▶ TASK BRIEF: Where the line holding "Parse this screenshot: output" appears, start copying, and continue exactly through the last line of the listing, skipping pictures.

▶ RECORDS TO USE:
▼
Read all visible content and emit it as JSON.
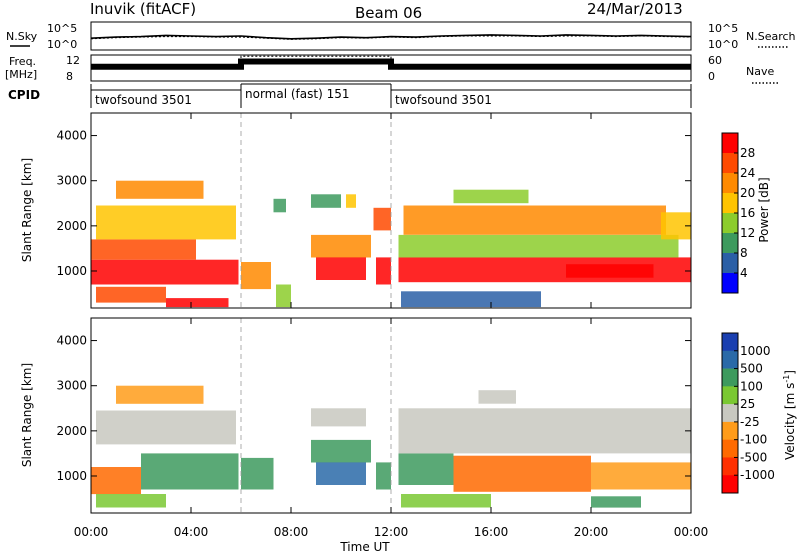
{
  "header": {
    "station": "Inuvik (fitACF)",
    "beam": "Beam 06",
    "date": "24/Mar/2013"
  },
  "chart_data": [
    {
      "type": "line",
      "id": "noise",
      "left_label": "N.Sky",
      "right_label": "N.Search",
      "yticks_left": [
        "10^5",
        "10^0"
      ],
      "yticks_right": [
        "10^5",
        "10^0"
      ],
      "x": [
        0,
        1,
        2,
        3,
        4,
        5,
        6,
        7,
        8,
        9,
        10,
        11,
        12,
        13,
        14,
        15,
        16,
        17,
        18,
        19,
        20,
        21,
        22,
        23,
        24
      ],
      "series": [
        {
          "name": "N.Sky",
          "values": [
            2.1,
            2.3,
            2.4,
            2.6,
            2.5,
            2.4,
            2.5,
            2.2,
            2.0,
            2.1,
            2.3,
            2.2,
            2.4,
            2.3,
            2.5,
            2.6,
            2.7,
            2.6,
            2.5,
            2.7,
            2.6,
            2.5,
            2.6,
            2.5,
            2.4
          ]
        },
        {
          "name": "N.Search",
          "values": [
            2.0,
            2.2,
            2.3,
            2.4,
            2.4,
            2.3,
            2.3,
            2.1,
            1.9,
            2.0,
            2.2,
            2.1,
            2.3,
            2.2,
            2.4,
            2.5,
            2.5,
            2.5,
            2.4,
            2.5,
            2.5,
            2.4,
            2.5,
            2.4,
            2.3
          ]
        }
      ]
    },
    {
      "type": "line",
      "id": "freq",
      "left_label_1": "Freq.",
      "left_label_2": "[MHz]",
      "right_label": "Nave",
      "yticks_left": [
        "12",
        "8"
      ],
      "yticks_right": [
        "60",
        "0"
      ],
      "x": [
        0,
        6,
        6,
        12,
        12,
        24
      ],
      "series": [
        {
          "name": "Freq.",
          "values": [
            10.2,
            10.2,
            11.0,
            11.0,
            10.2,
            10.2
          ]
        },
        {
          "name": "Nave",
          "values": [
            30,
            30,
            57,
            57,
            30,
            30
          ]
        }
      ]
    },
    {
      "type": "table",
      "id": "cpid",
      "label": "CPID",
      "segments": [
        {
          "start": 0,
          "end": 6,
          "text": "twofsound 3501"
        },
        {
          "start": 6,
          "end": 12,
          "text": "normal (fast) 151"
        },
        {
          "start": 12,
          "end": 24,
          "text": "twofsound 3501"
        }
      ]
    },
    {
      "type": "heatmap",
      "id": "power",
      "ylabel": "Slant Range [km]",
      "yticks": [
        1000,
        2000,
        3000,
        4000
      ],
      "ylim": [
        180,
        4500
      ],
      "xlim": [
        0,
        24
      ],
      "colorbar": {
        "label": "Power [dB]",
        "ticks": [
          "28",
          "24",
          "20",
          "16",
          "12",
          "8",
          "4"
        ],
        "colors": [
          "#ff0000",
          "#ff4a00",
          "#ff8a00",
          "#ffc400",
          "#8ccc2c",
          "#3d9a5e",
          "#2a5fa6",
          "#0000ff"
        ]
      },
      "regions": [
        {
          "x0": 0,
          "x1": 5.9,
          "y0": 700,
          "y1": 1250,
          "c": 0
        },
        {
          "x0": 0,
          "x1": 4.2,
          "y0": 1250,
          "y1": 1700,
          "c": 1
        },
        {
          "x0": 0.2,
          "x1": 5.8,
          "y0": 1700,
          "y1": 2450,
          "c": 3
        },
        {
          "x0": 1.0,
          "x1": 4.5,
          "y0": 2600,
          "y1": 3000,
          "c": 2
        },
        {
          "x0": 0.2,
          "x1": 3.0,
          "y0": 300,
          "y1": 650,
          "c": 1
        },
        {
          "x0": 3.0,
          "x1": 5.5,
          "y0": 200,
          "y1": 400,
          "c": 0
        },
        {
          "x0": 6.0,
          "x1": 7.2,
          "y0": 600,
          "y1": 1200,
          "c": 2
        },
        {
          "x0": 7.3,
          "x1": 7.8,
          "y0": 2300,
          "y1": 2600,
          "c": 5
        },
        {
          "x0": 7.4,
          "x1": 8.0,
          "y0": 200,
          "y1": 700,
          "c": 4
        },
        {
          "x0": 8.8,
          "x1": 10.0,
          "y0": 2400,
          "y1": 2700,
          "c": 5
        },
        {
          "x0": 8.8,
          "x1": 11.2,
          "y0": 1300,
          "y1": 1800,
          "c": 2
        },
        {
          "x0": 9.0,
          "x1": 11.0,
          "y0": 800,
          "y1": 1300,
          "c": 0
        },
        {
          "x0": 10.2,
          "x1": 10.6,
          "y0": 2400,
          "y1": 2700,
          "c": 3
        },
        {
          "x0": 11.3,
          "x1": 12.0,
          "y0": 1900,
          "y1": 2400,
          "c": 1
        },
        {
          "x0": 11.4,
          "x1": 12.0,
          "y0": 700,
          "y1": 1300,
          "c": 0
        },
        {
          "x0": 12.3,
          "x1": 24.0,
          "y0": 750,
          "y1": 1300,
          "c": 0
        },
        {
          "x0": 12.3,
          "x1": 23.5,
          "y0": 1300,
          "y1": 1800,
          "c": 4
        },
        {
          "x0": 12.5,
          "x1": 23.0,
          "y0": 1800,
          "y1": 2450,
          "c": 2
        },
        {
          "x0": 14.5,
          "x1": 17.5,
          "y0": 2500,
          "y1": 2800,
          "c": 4
        },
        {
          "x0": 12.4,
          "x1": 18.0,
          "y0": 200,
          "y1": 550,
          "c": 6
        },
        {
          "x0": 19.0,
          "x1": 22.5,
          "y0": 850,
          "y1": 1150,
          "c": 0
        },
        {
          "x0": 22.8,
          "x1": 24.0,
          "y0": 1700,
          "y1": 2300,
          "c": 3
        }
      ]
    },
    {
      "type": "heatmap",
      "id": "velocity",
      "ylabel": "Slant Range [km]",
      "yticks": [
        1000,
        2000,
        3000,
        4000
      ],
      "ylim": [
        180,
        4500
      ],
      "xlim": [
        0,
        24
      ],
      "xlabel": "Time UT",
      "xticks": [
        "00:00",
        "04:00",
        "08:00",
        "12:00",
        "16:00",
        "20:00",
        "00:00"
      ],
      "colorbar": {
        "label_main": "Velocity [m s",
        "label_sup": "-1",
        "label_end": "]",
        "ticks": [
          "1000",
          "500",
          "100",
          "25",
          "-25",
          "-100",
          "-500",
          "-1000"
        ],
        "colors": [
          "#1a3fb0",
          "#2a6aa8",
          "#3d9a5e",
          "#7ac832",
          "#c8c8c0",
          "#ff9c1a",
          "#ff6a00",
          "#ff3000",
          "#ff0000"
        ]
      },
      "regions": [
        {
          "x0": 0,
          "x1": 2.0,
          "y0": 600,
          "y1": 1200,
          "c": 6
        },
        {
          "x0": 2.0,
          "x1": 5.9,
          "y0": 700,
          "y1": 1500,
          "c": 2
        },
        {
          "x0": 0.2,
          "x1": 5.8,
          "y0": 1700,
          "y1": 2450,
          "c": 4
        },
        {
          "x0": 1.0,
          "x1": 4.5,
          "y0": 2600,
          "y1": 3000,
          "c": 5
        },
        {
          "x0": 0.2,
          "x1": 3.0,
          "y0": 300,
          "y1": 600,
          "c": 3
        },
        {
          "x0": 6.0,
          "x1": 7.3,
          "y0": 700,
          "y1": 1400,
          "c": 2
        },
        {
          "x0": 8.8,
          "x1": 11.2,
          "y0": 1300,
          "y1": 1800,
          "c": 2
        },
        {
          "x0": 8.8,
          "x1": 11.0,
          "y0": 2100,
          "y1": 2500,
          "c": 4
        },
        {
          "x0": 9.0,
          "x1": 11.0,
          "y0": 800,
          "y1": 1300,
          "c": 1
        },
        {
          "x0": 11.4,
          "x1": 12.0,
          "y0": 700,
          "y1": 1300,
          "c": 2
        },
        {
          "x0": 12.3,
          "x1": 14.5,
          "y0": 800,
          "y1": 1500,
          "c": 2
        },
        {
          "x0": 14.5,
          "x1": 20.0,
          "y0": 650,
          "y1": 1450,
          "c": 6
        },
        {
          "x0": 20.0,
          "x1": 24.0,
          "y0": 700,
          "y1": 1300,
          "c": 5
        },
        {
          "x0": 12.3,
          "x1": 24.0,
          "y0": 1500,
          "y1": 2500,
          "c": 4
        },
        {
          "x0": 15.5,
          "x1": 17.0,
          "y0": 2600,
          "y1": 2900,
          "c": 4
        },
        {
          "x0": 12.4,
          "x1": 16.0,
          "y0": 300,
          "y1": 600,
          "c": 3
        },
        {
          "x0": 20.0,
          "x1": 22.0,
          "y0": 300,
          "y1": 550,
          "c": 2
        }
      ]
    }
  ]
}
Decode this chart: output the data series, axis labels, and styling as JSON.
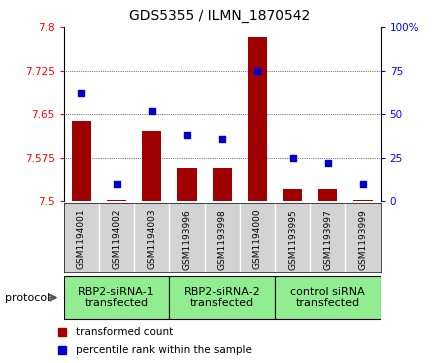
{
  "title": "GDS5355 / ILMN_1870542",
  "samples": [
    "GSM1194001",
    "GSM1194002",
    "GSM1194003",
    "GSM1193996",
    "GSM1193998",
    "GSM1194000",
    "GSM1193995",
    "GSM1193997",
    "GSM1193999"
  ],
  "bar_values": [
    7.638,
    7.503,
    7.622,
    7.558,
    7.558,
    7.784,
    7.522,
    7.522,
    7.503
  ],
  "dot_values": [
    62,
    10,
    52,
    38,
    36,
    75,
    25,
    22,
    10
  ],
  "ylim_left": [
    7.5,
    7.8
  ],
  "ylim_right": [
    0,
    100
  ],
  "yticks_left": [
    7.5,
    7.575,
    7.65,
    7.725,
    7.8
  ],
  "yticks_right": [
    0,
    25,
    50,
    75,
    100
  ],
  "bar_color": "#a00000",
  "dot_color": "#0000cc",
  "group_labels": [
    "RBP2-siRNA-1\ntransfected",
    "RBP2-siRNA-2\ntransfected",
    "control siRNA\ntransfected"
  ],
  "group_starts": [
    0,
    3,
    6
  ],
  "group_ends": [
    3,
    6,
    9
  ],
  "group_color": "#90ee90",
  "sample_box_color": "#d3d3d3",
  "protocol_label": "protocol",
  "legend_bar": "transformed count",
  "legend_dot": "percentile rank within the sample",
  "plot_bg": "#ffffff",
  "title_fontsize": 10,
  "tick_fontsize": 7.5,
  "label_fontsize": 7.5,
  "sample_fontsize": 6.5,
  "group_fontsize": 8
}
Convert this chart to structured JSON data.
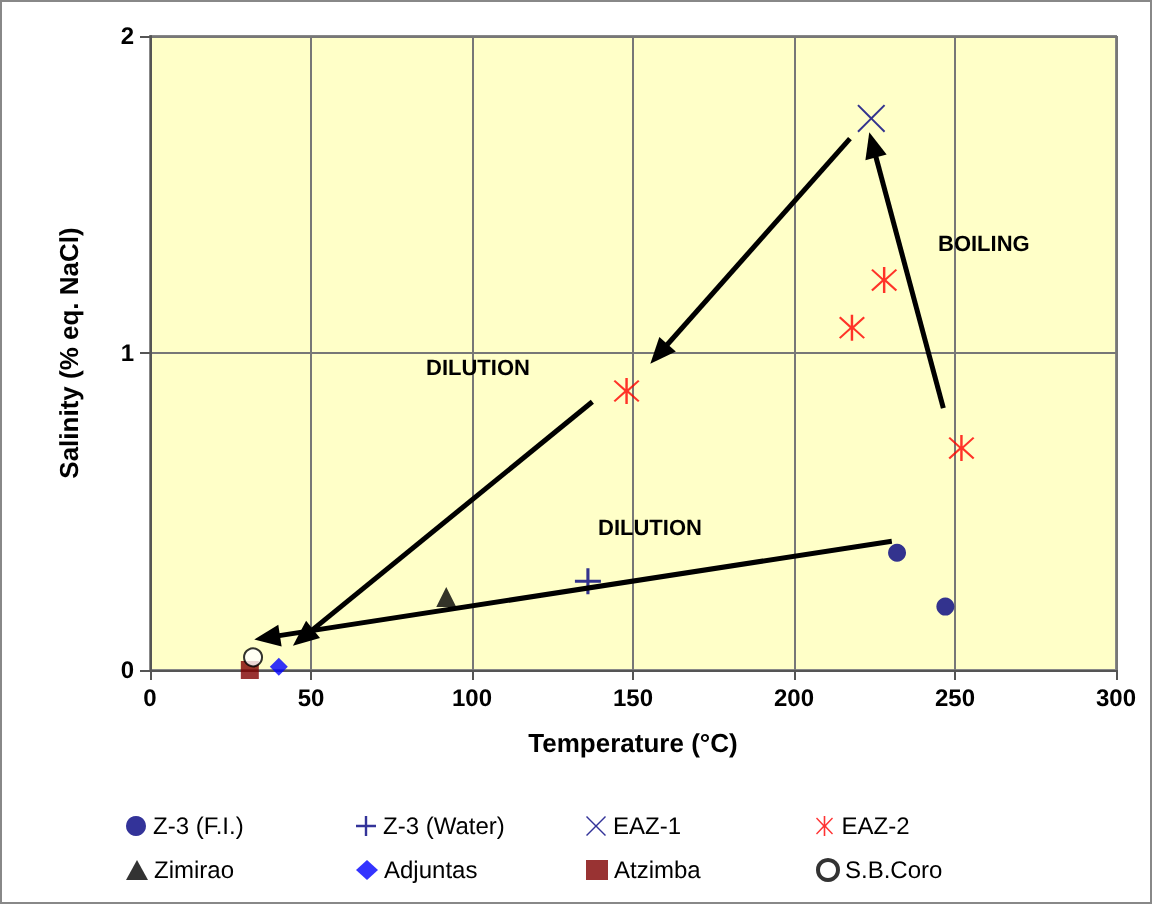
{
  "chart_data": {
    "type": "scatter",
    "xlabel": "Temperature (°C)",
    "ylabel": "Salinity (% eq. NaCl)",
    "xlim": [
      0,
      300
    ],
    "xticks": [
      0,
      50,
      100,
      150,
      200,
      250,
      300
    ],
    "ylim": [
      0,
      2
    ],
    "yticks": [
      0,
      1,
      2
    ],
    "grid": true,
    "legend": "bottom",
    "series": [
      {
        "name": "Z-3 (F.I.)",
        "color": "#000080",
        "marker": "circle",
        "x": [
          232,
          247
        ],
        "values": [
          0.37,
          0.2
        ]
      },
      {
        "name": "Z-3 (Water)",
        "color": "#000080",
        "marker": "cross",
        "x": [
          136
        ],
        "values": [
          0.28
        ]
      },
      {
        "name": "EAZ-1",
        "color": "#000080",
        "marker": "x",
        "x": [
          224
        ],
        "values": [
          1.74
        ]
      },
      {
        "name": "EAZ-2",
        "color": "#ff0000",
        "marker": "star",
        "x": [
          148,
          218,
          228,
          252
        ],
        "values": [
          0.88,
          1.08,
          1.23,
          0.7
        ]
      },
      {
        "name": "Zimirao",
        "color": "#000000",
        "marker": "triangle",
        "x": [
          92
        ],
        "values": [
          0.23
        ]
      },
      {
        "name": "Adjuntas",
        "color": "#0000ff",
        "marker": "diamond",
        "x": [
          40
        ],
        "values": [
          0.01
        ]
      },
      {
        "name": "Atzimba",
        "color": "#800000",
        "marker": "square",
        "x": [
          31
        ],
        "values": [
          0
        ]
      },
      {
        "name": "S.B.Coro",
        "color": "#ffffff",
        "marker": "circle",
        "x": [
          32
        ],
        "values": [
          0.04
        ]
      }
    ],
    "annotations": [
      "DILUTION",
      "DILUTION",
      "BOILING"
    ]
  }
}
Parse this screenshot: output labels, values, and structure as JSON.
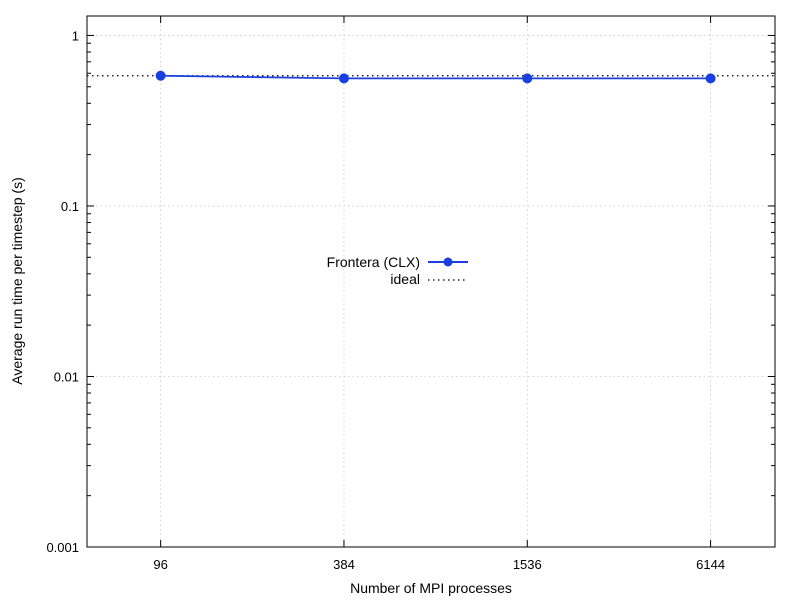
{
  "chart_data": {
    "type": "line",
    "xlabel": "Number of MPI processes",
    "ylabel": "Average run time per timestep (s)",
    "x_scale": "log",
    "y_scale": "log",
    "xlim": [
      55,
      10000
    ],
    "ylim": [
      0.001,
      1.3
    ],
    "x_ticks": [
      {
        "value": 96,
        "label": "96"
      },
      {
        "value": 384,
        "label": "384"
      },
      {
        "value": 1536,
        "label": "1536"
      },
      {
        "value": 6144,
        "label": "6144"
      }
    ],
    "y_ticks": [
      {
        "value": 1,
        "label": "1"
      },
      {
        "value": 0.1,
        "label": "0.1"
      },
      {
        "value": 0.01,
        "label": "0.01"
      },
      {
        "value": 0.001,
        "label": "0.001"
      }
    ],
    "grid": true,
    "legend_position": "center",
    "series": [
      {
        "name": "Frontera (CLX)",
        "color": "#1a3fe0",
        "marker": "circle",
        "x": [
          96,
          384,
          1536,
          6144
        ],
        "y": [
          0.58,
          0.56,
          0.56,
          0.56
        ]
      },
      {
        "name": "ideal",
        "color": "#000000",
        "style": "dotted",
        "x": [
          55,
          10000
        ],
        "y": [
          0.58,
          0.58
        ]
      }
    ]
  }
}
▲
▶ WRITTEN SOLUTION:
Parse this screenshot: output labels, values, and structure as JSON.
{
  "chart_data": {
    "type": "line",
    "xlabel": "Number of MPI processes",
    "ylabel": "Average run time per timestep (s)",
    "x_scale": "log",
    "y_scale": "log",
    "xlim": [
      55,
      10000
    ],
    "ylim": [
      0.001,
      1.3
    ],
    "x_ticks": [
      {
        "value": 96,
        "label": "96"
      },
      {
        "value": 384,
        "label": "384"
      },
      {
        "value": 1536,
        "label": "1536"
      },
      {
        "value": 6144,
        "label": "6144"
      }
    ],
    "y_ticks": [
      {
        "value": 1,
        "label": "1"
      },
      {
        "value": 0.1,
        "label": "0.1"
      },
      {
        "value": 0.01,
        "label": "0.01"
      },
      {
        "value": 0.001,
        "label": "0.001"
      }
    ],
    "grid": true,
    "legend_position": "center",
    "series": [
      {
        "name": "Frontera (CLX)",
        "color": "#1a3fe0",
        "marker": "circle",
        "x": [
          96,
          384,
          1536,
          6144
        ],
        "y": [
          0.58,
          0.56,
          0.56,
          0.56
        ]
      },
      {
        "name": "ideal",
        "color": "#000000",
        "style": "dotted",
        "x": [
          55,
          10000
        ],
        "y": [
          0.58,
          0.58
        ]
      }
    ]
  }
}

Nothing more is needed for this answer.